■ GOAL OF THE EXERCISE ■
Copy each line below in which the string "kwoty" occurs.

■ TASK INPUTS ■
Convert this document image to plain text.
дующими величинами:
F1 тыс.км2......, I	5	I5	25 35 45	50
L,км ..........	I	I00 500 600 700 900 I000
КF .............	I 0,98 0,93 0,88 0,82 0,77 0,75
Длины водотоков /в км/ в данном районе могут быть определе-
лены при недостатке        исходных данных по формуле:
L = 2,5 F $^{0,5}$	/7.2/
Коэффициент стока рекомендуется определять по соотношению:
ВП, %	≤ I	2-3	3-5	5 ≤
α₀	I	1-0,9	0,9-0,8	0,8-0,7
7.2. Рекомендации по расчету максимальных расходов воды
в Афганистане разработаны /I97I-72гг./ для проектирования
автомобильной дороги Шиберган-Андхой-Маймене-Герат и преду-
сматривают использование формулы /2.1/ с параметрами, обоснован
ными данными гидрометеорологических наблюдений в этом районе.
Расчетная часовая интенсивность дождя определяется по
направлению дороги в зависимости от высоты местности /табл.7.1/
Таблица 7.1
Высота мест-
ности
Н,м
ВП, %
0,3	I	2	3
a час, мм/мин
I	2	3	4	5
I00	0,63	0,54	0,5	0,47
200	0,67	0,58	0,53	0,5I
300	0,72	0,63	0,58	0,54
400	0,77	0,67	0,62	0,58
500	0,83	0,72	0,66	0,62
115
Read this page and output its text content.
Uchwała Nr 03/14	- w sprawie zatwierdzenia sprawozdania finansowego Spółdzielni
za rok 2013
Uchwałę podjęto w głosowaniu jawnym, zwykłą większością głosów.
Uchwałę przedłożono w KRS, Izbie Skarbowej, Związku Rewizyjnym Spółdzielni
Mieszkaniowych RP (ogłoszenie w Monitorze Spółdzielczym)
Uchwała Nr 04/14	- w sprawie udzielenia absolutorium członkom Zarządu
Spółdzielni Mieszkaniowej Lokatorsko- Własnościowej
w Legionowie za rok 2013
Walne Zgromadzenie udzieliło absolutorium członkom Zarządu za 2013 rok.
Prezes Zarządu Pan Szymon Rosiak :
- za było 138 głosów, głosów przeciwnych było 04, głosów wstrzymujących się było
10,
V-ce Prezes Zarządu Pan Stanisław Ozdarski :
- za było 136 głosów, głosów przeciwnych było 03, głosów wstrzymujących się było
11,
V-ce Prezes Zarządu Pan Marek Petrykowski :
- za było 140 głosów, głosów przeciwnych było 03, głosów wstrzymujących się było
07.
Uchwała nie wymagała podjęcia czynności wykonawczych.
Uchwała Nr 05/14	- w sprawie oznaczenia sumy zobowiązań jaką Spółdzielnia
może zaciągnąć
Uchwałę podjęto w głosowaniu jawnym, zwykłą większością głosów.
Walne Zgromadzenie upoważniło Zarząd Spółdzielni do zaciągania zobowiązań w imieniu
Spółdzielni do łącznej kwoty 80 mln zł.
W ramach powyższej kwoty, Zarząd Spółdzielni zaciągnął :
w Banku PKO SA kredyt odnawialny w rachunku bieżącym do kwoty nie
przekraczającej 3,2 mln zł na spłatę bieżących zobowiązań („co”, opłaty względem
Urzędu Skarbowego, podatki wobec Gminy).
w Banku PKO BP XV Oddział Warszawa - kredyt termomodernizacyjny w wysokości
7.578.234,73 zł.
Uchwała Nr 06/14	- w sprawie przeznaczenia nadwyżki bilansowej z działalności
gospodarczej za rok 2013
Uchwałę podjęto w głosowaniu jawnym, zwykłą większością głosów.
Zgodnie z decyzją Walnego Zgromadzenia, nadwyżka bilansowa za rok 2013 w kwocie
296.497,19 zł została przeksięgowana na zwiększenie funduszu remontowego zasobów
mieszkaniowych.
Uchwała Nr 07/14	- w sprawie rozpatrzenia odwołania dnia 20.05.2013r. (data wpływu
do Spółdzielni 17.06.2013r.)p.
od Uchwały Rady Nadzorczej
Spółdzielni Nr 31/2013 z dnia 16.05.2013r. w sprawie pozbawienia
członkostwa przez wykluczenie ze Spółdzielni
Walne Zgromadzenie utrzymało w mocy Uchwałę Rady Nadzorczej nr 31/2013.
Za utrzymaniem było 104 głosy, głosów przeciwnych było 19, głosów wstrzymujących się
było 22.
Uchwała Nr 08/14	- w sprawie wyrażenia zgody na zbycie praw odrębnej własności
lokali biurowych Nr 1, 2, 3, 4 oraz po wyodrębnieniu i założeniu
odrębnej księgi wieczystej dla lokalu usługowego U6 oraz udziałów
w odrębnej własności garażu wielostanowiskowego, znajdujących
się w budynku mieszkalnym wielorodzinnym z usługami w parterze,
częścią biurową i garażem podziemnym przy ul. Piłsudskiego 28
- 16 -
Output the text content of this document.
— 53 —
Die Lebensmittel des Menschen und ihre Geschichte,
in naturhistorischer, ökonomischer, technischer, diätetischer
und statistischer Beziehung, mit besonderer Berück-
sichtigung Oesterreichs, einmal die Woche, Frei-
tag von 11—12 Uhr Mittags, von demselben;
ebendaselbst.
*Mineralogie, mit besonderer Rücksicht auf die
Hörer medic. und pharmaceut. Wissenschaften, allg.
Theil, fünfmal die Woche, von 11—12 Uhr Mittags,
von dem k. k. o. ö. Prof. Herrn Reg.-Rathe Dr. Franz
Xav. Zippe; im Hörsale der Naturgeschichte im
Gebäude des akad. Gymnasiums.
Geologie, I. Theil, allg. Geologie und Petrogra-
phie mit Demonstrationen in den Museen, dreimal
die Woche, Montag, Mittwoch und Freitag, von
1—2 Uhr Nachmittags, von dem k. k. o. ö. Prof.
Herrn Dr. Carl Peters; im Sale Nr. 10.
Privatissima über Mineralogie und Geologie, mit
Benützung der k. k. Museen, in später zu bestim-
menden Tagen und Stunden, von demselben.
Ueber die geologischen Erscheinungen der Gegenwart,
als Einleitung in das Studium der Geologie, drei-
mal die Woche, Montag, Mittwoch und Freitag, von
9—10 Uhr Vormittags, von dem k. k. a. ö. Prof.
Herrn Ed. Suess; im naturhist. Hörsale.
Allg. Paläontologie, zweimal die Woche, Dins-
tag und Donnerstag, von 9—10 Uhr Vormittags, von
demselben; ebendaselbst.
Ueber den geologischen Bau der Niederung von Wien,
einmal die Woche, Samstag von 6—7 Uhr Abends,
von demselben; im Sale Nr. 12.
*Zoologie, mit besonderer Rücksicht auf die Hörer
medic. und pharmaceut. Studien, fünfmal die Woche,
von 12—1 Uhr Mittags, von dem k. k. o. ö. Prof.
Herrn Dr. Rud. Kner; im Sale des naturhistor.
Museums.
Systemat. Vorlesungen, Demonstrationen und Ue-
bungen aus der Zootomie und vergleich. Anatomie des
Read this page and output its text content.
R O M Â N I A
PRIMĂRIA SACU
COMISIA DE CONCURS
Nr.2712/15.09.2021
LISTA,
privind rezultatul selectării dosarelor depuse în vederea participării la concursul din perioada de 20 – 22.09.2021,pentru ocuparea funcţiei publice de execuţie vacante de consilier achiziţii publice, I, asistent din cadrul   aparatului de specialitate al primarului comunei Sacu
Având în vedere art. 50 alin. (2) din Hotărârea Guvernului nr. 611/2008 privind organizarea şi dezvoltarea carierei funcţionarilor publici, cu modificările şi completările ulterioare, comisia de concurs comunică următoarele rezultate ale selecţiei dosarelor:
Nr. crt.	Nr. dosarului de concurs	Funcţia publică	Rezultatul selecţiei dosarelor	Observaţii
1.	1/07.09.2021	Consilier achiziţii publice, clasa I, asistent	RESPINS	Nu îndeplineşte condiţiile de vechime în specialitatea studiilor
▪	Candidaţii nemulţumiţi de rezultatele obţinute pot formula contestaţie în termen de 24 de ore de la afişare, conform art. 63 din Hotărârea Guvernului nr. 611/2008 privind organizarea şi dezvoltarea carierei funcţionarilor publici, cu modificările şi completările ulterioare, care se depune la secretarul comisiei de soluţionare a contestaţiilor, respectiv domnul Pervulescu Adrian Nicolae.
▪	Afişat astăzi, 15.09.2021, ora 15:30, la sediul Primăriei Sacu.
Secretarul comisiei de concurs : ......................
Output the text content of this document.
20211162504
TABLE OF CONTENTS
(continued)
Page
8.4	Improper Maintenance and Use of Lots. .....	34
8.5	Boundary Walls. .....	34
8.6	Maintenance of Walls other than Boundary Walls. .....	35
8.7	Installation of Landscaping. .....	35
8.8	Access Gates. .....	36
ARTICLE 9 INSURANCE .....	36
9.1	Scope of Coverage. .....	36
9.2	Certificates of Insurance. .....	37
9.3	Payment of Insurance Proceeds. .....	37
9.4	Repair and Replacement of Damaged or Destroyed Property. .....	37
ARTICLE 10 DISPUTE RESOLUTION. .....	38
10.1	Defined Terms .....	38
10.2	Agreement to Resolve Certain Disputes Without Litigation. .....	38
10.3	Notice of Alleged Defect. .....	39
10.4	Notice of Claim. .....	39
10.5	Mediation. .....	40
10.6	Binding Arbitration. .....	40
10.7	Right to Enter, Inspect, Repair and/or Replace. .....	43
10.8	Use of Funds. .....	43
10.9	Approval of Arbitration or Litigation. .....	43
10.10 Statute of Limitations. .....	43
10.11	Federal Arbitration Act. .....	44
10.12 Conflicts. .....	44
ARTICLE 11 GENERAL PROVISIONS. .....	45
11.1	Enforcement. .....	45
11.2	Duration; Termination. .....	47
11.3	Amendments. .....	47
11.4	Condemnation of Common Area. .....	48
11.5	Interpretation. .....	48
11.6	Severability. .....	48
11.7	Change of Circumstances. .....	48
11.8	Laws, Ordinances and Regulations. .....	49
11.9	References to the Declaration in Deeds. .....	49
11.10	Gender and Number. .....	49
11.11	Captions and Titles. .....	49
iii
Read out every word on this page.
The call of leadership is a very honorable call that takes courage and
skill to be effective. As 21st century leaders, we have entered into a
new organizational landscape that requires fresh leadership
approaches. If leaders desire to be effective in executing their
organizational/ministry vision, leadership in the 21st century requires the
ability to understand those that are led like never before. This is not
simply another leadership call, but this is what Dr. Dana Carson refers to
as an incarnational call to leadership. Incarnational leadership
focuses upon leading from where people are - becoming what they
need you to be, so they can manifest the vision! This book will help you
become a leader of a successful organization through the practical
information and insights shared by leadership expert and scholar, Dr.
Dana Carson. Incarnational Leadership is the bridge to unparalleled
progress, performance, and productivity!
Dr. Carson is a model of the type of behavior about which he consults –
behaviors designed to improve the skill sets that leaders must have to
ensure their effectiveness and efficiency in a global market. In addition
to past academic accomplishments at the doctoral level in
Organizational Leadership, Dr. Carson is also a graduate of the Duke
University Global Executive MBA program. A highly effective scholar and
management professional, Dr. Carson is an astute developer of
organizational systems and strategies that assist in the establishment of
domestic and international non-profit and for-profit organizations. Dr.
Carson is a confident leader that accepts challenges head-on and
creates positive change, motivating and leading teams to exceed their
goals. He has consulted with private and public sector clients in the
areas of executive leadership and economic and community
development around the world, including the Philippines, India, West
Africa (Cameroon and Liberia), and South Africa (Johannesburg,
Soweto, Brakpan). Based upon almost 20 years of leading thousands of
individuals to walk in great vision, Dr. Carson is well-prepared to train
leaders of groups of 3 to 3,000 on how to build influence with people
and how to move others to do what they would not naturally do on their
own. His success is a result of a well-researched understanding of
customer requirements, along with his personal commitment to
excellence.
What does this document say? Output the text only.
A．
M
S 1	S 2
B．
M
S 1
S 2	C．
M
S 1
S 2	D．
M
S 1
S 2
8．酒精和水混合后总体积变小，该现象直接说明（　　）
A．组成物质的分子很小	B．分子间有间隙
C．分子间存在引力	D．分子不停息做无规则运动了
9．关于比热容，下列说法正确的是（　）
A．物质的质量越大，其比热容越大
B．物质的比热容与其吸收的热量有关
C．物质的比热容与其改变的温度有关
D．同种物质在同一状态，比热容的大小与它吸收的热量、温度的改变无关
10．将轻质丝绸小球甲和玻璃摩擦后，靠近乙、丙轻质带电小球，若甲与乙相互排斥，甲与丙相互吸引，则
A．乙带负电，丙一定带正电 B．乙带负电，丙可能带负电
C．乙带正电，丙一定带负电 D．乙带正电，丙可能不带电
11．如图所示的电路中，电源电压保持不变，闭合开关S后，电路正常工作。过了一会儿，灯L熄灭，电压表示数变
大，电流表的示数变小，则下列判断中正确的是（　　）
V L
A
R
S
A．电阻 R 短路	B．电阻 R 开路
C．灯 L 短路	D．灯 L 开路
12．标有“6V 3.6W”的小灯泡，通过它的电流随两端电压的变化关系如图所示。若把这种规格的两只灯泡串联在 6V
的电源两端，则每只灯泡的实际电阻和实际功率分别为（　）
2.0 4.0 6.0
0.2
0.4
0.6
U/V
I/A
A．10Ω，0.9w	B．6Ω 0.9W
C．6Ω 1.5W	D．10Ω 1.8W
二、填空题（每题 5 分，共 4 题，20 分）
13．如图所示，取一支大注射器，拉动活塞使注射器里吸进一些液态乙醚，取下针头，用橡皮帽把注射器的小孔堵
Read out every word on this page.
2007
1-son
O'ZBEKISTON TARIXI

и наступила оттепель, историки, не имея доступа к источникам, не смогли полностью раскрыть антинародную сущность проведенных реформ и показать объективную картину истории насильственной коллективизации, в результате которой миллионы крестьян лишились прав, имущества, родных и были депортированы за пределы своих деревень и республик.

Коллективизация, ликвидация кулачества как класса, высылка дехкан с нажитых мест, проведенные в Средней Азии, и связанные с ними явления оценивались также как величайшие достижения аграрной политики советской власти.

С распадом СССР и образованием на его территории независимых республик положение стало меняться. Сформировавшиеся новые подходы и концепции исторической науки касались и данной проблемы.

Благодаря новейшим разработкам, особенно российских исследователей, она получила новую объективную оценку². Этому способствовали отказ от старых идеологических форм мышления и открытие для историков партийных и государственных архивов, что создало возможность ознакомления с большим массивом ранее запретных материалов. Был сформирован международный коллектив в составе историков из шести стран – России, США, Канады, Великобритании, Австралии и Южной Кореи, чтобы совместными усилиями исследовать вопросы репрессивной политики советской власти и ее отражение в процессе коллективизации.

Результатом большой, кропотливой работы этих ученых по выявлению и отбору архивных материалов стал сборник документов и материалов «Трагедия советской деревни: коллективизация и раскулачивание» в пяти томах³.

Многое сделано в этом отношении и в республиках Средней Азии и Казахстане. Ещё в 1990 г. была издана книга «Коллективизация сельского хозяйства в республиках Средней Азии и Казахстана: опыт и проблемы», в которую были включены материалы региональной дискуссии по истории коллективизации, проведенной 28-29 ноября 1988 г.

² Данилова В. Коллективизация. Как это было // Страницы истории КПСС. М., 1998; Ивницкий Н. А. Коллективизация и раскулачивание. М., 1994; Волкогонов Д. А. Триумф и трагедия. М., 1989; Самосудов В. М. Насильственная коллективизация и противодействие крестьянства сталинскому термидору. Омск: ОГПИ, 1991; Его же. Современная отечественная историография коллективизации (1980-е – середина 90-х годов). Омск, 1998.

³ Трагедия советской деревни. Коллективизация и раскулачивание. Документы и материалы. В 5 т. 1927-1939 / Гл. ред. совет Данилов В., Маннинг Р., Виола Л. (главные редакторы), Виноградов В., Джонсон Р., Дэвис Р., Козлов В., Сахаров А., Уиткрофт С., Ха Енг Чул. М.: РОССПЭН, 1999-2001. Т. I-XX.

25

■ ANSWER FOR THIS EXERCISE ■
Spółdzielni do łącznej kwoty 80 mln zł.
W ramach powyższej kwoty, Zarząd Spółdzielni zaciągnął :
w Banku PKO SA kredyt odnawialny w rachunku bieżącym do kwoty nie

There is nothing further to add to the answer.